Recast the entries below as a two-column CSV with the headers "text" and "answer," one row per entry. Put each entry's text and its answer in a single quoted field apiece, with line breaks replaced by spaces.

(Entries from a dataset)
-------
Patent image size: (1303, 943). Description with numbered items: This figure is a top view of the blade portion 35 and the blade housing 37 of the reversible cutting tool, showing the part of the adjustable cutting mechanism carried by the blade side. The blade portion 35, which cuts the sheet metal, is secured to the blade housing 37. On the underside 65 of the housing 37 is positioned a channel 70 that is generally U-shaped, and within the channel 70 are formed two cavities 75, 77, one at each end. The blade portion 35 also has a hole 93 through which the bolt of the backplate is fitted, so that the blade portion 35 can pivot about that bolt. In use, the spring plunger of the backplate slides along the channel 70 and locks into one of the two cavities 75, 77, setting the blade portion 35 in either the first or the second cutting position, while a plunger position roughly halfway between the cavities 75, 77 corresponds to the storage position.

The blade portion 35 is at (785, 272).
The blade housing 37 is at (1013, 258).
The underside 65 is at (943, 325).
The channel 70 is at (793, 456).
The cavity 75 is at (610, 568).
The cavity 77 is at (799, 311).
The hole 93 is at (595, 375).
-------
Output for this task:
text,answer
"Patent image size: (1303, 943). Description with numbered items: This figure is a top view of the blade portion 35 and the blade housing 37 of the reversible cutting tool, showing the part of the adjustable cutting mechanism carried by the blade side. The blade portion 35, which cuts the sheet metal, is secured to the blade housing 37. On the underside 65 of the housing 37 is positioned a channel 70 that is generally U-shaped, and within the channel 70 are formed two cavities 75, 77, one at each end. The blade portion 35 also has a hole 93 through which the bolt of the backplate is fitted, so that the blade portion 35 can pivot about that bolt. In use, the spring plunger of the backplate slides along the channel 70 and locks into one of the two cavities 75, 77, setting the blade portion 35 in either the first or the second cutting position, while a plunger position roughly halfway between the cavities 75, 77 corresponds to the storage position.","The blade portion 35 is at (785, 272). The blade housing 37 is at (1013, 258). The underside 65 is at (943, 325). The channel 70 is at (793, 456). The cavity 75 is at (610, 568). The cavity 77 is at (799, 311). The hole 93 is at (595, 375)."